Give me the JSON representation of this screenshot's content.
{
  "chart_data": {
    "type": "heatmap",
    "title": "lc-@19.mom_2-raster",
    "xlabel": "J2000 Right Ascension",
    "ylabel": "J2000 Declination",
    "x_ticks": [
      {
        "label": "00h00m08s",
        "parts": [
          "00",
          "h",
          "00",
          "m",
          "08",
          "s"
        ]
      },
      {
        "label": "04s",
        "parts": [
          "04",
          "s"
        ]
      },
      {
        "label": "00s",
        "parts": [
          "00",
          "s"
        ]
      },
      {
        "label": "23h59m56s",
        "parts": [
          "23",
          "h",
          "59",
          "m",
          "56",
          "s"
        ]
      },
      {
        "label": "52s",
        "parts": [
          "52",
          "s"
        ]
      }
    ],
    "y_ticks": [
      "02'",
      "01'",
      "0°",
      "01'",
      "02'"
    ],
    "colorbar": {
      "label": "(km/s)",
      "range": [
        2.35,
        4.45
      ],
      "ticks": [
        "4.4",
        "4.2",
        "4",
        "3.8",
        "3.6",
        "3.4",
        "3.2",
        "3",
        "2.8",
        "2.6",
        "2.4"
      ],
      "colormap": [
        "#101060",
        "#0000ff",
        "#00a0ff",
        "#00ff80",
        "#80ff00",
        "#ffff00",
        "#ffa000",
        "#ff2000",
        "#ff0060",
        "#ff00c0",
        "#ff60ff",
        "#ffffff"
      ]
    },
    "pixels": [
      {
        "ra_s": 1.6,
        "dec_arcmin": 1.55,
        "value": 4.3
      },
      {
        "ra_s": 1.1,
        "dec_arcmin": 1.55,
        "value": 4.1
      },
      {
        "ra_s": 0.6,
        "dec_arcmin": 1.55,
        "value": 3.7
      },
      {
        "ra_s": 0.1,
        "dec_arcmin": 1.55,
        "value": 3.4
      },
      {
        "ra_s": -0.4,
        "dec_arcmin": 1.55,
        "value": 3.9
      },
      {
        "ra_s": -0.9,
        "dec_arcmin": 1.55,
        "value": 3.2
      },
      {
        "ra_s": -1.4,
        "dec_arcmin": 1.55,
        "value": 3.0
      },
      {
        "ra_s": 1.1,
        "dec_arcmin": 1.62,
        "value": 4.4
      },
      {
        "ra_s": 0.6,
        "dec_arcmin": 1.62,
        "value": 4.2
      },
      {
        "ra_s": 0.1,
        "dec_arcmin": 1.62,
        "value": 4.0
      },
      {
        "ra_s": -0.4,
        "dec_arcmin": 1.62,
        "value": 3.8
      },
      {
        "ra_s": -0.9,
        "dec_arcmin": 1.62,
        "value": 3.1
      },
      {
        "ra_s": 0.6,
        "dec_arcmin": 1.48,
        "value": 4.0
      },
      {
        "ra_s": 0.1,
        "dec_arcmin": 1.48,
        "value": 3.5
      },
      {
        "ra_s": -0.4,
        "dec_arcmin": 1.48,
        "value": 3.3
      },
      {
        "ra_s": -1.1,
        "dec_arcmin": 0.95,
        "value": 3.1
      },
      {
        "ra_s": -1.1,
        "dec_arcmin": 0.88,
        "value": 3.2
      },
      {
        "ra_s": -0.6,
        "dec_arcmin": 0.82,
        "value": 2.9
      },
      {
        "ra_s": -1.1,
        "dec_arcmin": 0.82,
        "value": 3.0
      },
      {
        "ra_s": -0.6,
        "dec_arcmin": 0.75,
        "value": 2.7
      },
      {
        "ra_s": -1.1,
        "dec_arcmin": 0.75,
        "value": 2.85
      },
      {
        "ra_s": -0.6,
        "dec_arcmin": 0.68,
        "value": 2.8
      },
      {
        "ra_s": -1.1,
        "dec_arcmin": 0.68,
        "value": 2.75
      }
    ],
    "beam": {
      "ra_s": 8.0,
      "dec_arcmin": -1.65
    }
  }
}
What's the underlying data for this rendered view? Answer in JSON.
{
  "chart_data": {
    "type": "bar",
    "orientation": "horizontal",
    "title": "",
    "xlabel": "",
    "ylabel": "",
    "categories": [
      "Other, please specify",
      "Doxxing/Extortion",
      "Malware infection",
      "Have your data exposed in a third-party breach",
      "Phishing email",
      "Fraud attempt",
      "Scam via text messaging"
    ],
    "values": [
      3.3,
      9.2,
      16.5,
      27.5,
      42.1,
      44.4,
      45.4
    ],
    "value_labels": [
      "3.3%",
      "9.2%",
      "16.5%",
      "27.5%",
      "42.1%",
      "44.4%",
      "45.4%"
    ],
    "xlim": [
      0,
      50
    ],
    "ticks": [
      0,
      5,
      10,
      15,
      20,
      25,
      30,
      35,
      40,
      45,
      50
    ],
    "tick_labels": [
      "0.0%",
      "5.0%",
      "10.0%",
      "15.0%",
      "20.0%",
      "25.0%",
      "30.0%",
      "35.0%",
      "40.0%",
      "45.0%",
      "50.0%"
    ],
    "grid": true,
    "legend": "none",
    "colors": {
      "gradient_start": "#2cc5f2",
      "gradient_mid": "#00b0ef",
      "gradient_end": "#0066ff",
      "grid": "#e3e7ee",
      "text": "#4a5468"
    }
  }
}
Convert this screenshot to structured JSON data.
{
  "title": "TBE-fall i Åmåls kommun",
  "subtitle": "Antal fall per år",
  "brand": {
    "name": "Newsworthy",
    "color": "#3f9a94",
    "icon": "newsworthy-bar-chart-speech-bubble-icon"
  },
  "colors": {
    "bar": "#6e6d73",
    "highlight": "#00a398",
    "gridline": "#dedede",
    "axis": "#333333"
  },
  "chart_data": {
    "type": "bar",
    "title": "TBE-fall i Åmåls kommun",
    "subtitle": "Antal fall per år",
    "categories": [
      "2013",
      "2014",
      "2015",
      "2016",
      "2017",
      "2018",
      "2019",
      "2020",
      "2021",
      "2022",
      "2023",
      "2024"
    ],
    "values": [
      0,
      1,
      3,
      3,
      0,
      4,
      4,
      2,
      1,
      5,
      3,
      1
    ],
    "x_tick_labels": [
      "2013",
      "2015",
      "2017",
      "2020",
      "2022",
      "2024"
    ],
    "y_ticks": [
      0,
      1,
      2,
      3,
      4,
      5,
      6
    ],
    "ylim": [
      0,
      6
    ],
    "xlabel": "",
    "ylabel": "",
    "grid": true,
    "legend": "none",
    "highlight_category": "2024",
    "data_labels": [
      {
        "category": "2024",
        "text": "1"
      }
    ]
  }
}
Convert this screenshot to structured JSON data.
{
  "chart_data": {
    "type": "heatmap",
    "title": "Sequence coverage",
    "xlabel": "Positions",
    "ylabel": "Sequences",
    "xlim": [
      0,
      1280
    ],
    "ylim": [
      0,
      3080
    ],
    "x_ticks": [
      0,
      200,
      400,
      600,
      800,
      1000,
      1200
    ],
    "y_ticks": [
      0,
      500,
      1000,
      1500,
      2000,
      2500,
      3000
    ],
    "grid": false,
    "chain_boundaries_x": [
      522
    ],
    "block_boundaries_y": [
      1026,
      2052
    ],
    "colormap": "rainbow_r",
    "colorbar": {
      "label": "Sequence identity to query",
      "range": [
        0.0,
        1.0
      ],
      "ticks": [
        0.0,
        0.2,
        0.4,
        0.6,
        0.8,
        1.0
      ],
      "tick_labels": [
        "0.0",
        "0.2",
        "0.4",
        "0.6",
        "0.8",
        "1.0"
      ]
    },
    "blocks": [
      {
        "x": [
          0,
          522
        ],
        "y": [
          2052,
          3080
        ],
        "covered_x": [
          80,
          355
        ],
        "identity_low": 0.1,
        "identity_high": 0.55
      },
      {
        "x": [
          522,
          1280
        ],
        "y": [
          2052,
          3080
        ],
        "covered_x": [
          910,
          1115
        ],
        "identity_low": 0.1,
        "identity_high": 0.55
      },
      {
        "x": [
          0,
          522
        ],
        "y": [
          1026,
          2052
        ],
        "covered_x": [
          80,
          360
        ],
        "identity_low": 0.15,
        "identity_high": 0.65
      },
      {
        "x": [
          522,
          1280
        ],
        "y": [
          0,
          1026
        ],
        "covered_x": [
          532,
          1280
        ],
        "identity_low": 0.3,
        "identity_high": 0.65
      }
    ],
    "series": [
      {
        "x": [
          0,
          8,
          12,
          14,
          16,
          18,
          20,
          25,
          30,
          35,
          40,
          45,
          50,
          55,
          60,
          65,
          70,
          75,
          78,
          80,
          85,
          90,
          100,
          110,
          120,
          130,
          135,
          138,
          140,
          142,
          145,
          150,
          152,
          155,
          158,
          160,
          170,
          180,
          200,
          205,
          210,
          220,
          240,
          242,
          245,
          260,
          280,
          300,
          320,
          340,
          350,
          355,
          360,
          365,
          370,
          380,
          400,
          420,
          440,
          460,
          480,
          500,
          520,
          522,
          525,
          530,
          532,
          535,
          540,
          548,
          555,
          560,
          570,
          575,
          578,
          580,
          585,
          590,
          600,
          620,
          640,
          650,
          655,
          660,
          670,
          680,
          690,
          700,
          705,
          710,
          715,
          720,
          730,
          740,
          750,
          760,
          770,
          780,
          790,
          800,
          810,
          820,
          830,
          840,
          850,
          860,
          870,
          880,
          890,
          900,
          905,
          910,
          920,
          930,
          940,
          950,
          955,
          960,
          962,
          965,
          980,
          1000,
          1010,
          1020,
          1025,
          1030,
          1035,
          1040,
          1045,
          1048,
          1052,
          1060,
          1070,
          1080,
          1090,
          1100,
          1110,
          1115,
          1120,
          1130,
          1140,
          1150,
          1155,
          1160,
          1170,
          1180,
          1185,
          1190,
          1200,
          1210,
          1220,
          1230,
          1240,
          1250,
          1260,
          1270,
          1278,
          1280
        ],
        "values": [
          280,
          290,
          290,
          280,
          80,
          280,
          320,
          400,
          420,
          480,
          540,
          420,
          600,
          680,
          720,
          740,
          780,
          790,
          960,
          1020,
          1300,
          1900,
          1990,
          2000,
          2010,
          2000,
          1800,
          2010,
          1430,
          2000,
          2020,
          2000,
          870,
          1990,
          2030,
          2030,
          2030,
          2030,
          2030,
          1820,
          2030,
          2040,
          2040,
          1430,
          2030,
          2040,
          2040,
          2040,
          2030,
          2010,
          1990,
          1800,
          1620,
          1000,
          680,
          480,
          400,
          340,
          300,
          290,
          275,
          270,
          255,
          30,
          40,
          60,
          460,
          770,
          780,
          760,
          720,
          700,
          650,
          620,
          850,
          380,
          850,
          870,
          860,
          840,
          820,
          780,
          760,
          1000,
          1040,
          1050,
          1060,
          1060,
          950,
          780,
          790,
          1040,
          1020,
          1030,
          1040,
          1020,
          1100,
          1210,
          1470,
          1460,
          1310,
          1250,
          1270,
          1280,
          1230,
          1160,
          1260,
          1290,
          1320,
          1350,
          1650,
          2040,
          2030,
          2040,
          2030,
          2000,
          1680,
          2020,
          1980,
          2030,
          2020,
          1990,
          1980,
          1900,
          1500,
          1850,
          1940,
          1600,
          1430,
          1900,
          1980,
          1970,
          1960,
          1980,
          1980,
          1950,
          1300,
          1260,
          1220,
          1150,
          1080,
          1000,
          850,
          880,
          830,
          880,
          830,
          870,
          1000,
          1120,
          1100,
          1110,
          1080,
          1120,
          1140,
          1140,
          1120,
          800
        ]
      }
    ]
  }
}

+ + + +

▶ **Request**
Go through the entries above and count the lines containing the word "JSON"; give only that count.

▶ **Task response**
4